◆ **Prompt**
Count every line of the listing where the string "located" occurs, and reply with the count alone.

◆ **The records**
- - -

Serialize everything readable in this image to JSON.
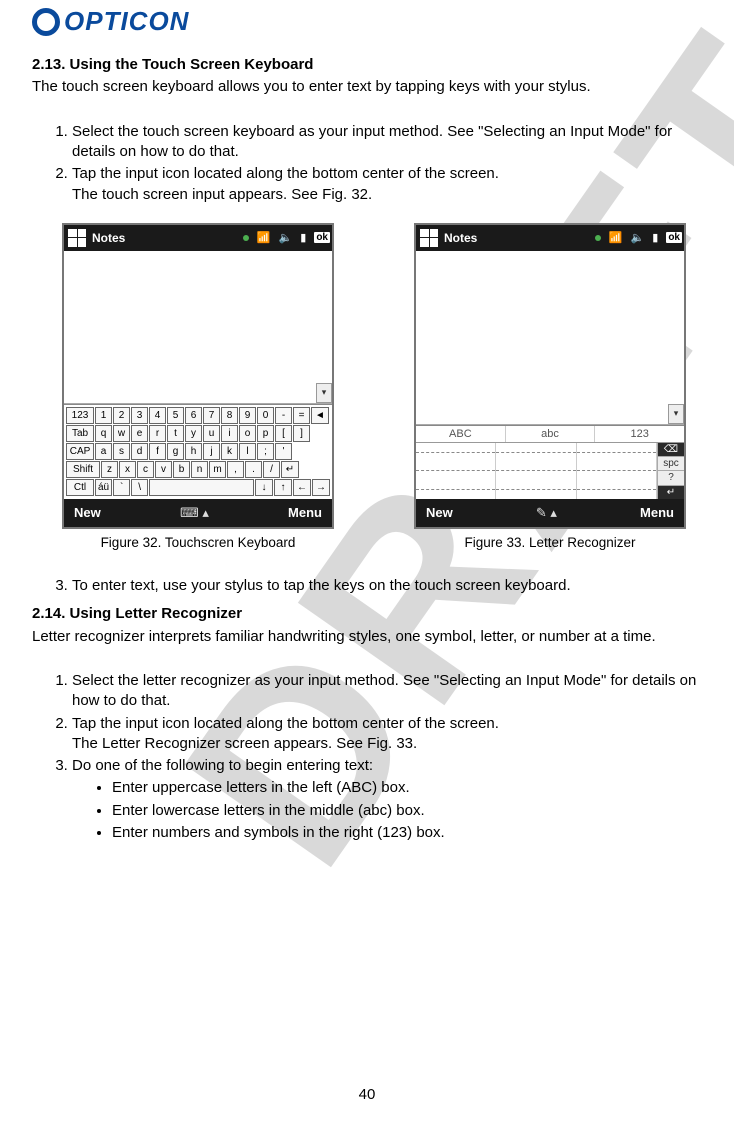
{
  "watermark": "DRAFT",
  "logo": {
    "text": "OPTICON"
  },
  "section213": {
    "title": "2.13. Using the Touch Screen Keyboard",
    "intro": "The touch screen keyboard allows you to enter text by tapping keys with your stylus.",
    "steps": [
      "Select the touch screen keyboard as your input method. See \"Selecting an Input Mode\" for details on how to do that.",
      "Tap the input icon located along the bottom center of the screen.\nThe touch screen input appears. See Fig. 32."
    ],
    "step3": "To enter text, use your stylus to tap the keys on the touch screen keyboard."
  },
  "figures": {
    "f32": {
      "title": "Notes",
      "softkeys": {
        "left": "New",
        "right": "Menu"
      },
      "caption": "Figure 32. Touchscren Keyboard",
      "kbd": {
        "row1": [
          "123",
          "1",
          "2",
          "3",
          "4",
          "5",
          "6",
          "7",
          "8",
          "9",
          "0",
          "-",
          "=",
          "◄"
        ],
        "row2": [
          "Tab",
          "q",
          "w",
          "e",
          "r",
          "t",
          "y",
          "u",
          "i",
          "o",
          "p",
          "[",
          "]"
        ],
        "row3": [
          "CAP",
          "a",
          "s",
          "d",
          "f",
          "g",
          "h",
          "j",
          "k",
          "l",
          ";",
          "'"
        ],
        "row4": [
          "Shift",
          "z",
          "x",
          "c",
          "v",
          "b",
          "n",
          "m",
          ",",
          ".",
          "/",
          "↵"
        ],
        "row5": [
          "Ctl",
          "áü",
          "`",
          "\\",
          " ",
          "↓",
          "↑",
          "←",
          "→"
        ]
      }
    },
    "f33": {
      "title": "Notes",
      "softkeys": {
        "left": "New",
        "right": "Menu"
      },
      "caption": "Figure 33. Letter Recognizer",
      "tabs": {
        "left": "ABC",
        "mid": "abc",
        "right": "123"
      },
      "sideButtons": [
        "⌫",
        "spc",
        "?",
        "↵"
      ]
    }
  },
  "section214": {
    "title": "2.14. Using Letter Recognizer",
    "intro": "Letter recognizer interprets familiar handwriting styles, one symbol, letter, or number at a time.",
    "steps": [
      "Select the letter recognizer as your input method. See \"Selecting an Input Mode\" for details on how to do that.",
      "Tap the input icon located along the bottom center of the screen.\nThe Letter Recognizer screen appears. See Fig. 33.",
      "Do one of the following to begin entering text:"
    ],
    "bullets": [
      "Enter uppercase letters in the left (ABC) box.",
      "Enter lowercase letters in the middle (abc) box.",
      "Enter numbers and symbols in the right (123) box."
    ]
  },
  "pageNumber": "40"
}
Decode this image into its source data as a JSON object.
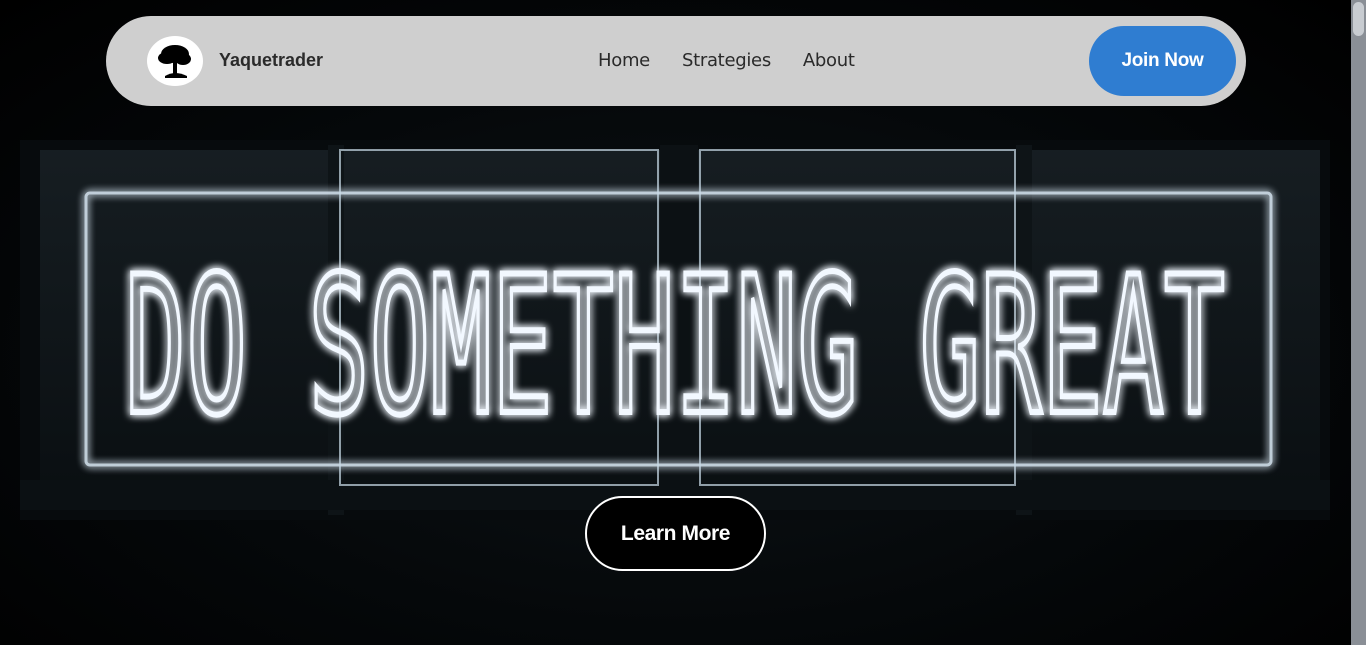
{
  "nav": {
    "brand": "Yaquetrader",
    "links": [
      "Home",
      "Strategies",
      "About"
    ],
    "join_label": "Join Now"
  },
  "hero": {
    "neon_text": "DO SOMETHING GREAT",
    "learn_label": "Learn More"
  },
  "colors": {
    "accent": "#2f7dd1",
    "navbar_bg": "#cfcfcf",
    "neon": "#eef6ff"
  },
  "icons": {
    "logo": "tree-icon"
  }
}
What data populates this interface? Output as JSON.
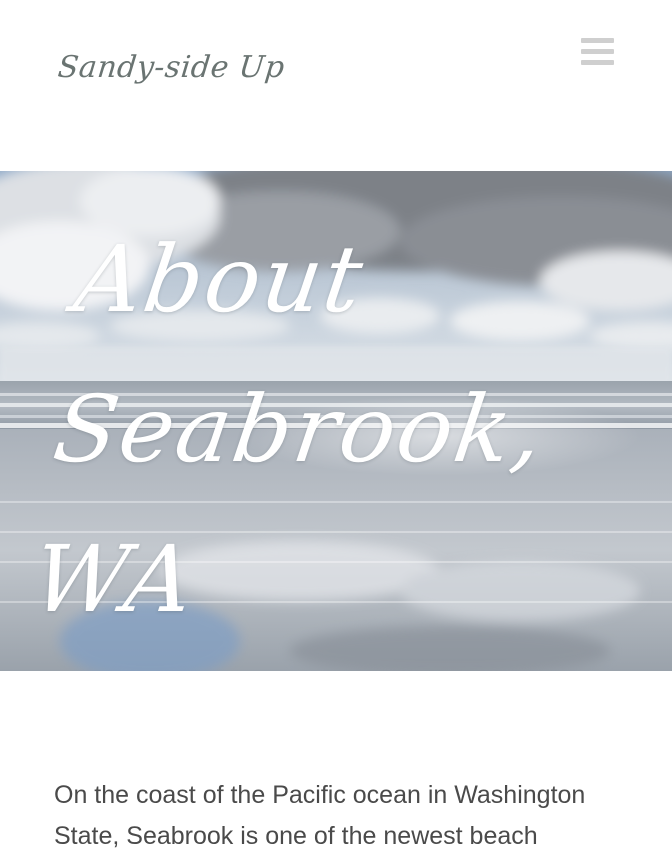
{
  "header": {
    "logo_text": "Sandy-side Up",
    "menu_icon": "hamburger-menu-icon"
  },
  "hero": {
    "title_lines": [
      "About",
      "Seabrook,",
      "WA"
    ],
    "image_description_icon": "beach-photo"
  },
  "content": {
    "intro_text": "On the coast of the Pacific ocean in Washington State, Seabrook is one of the newest beach"
  },
  "colors": {
    "background": "#ffffff",
    "logo": "#6a7472",
    "menu_icon": "#cfcfcf",
    "hero_title": "#ffffff",
    "body_text": "#4a4a4a"
  }
}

- - -

◆ **Answer to the exercise**
2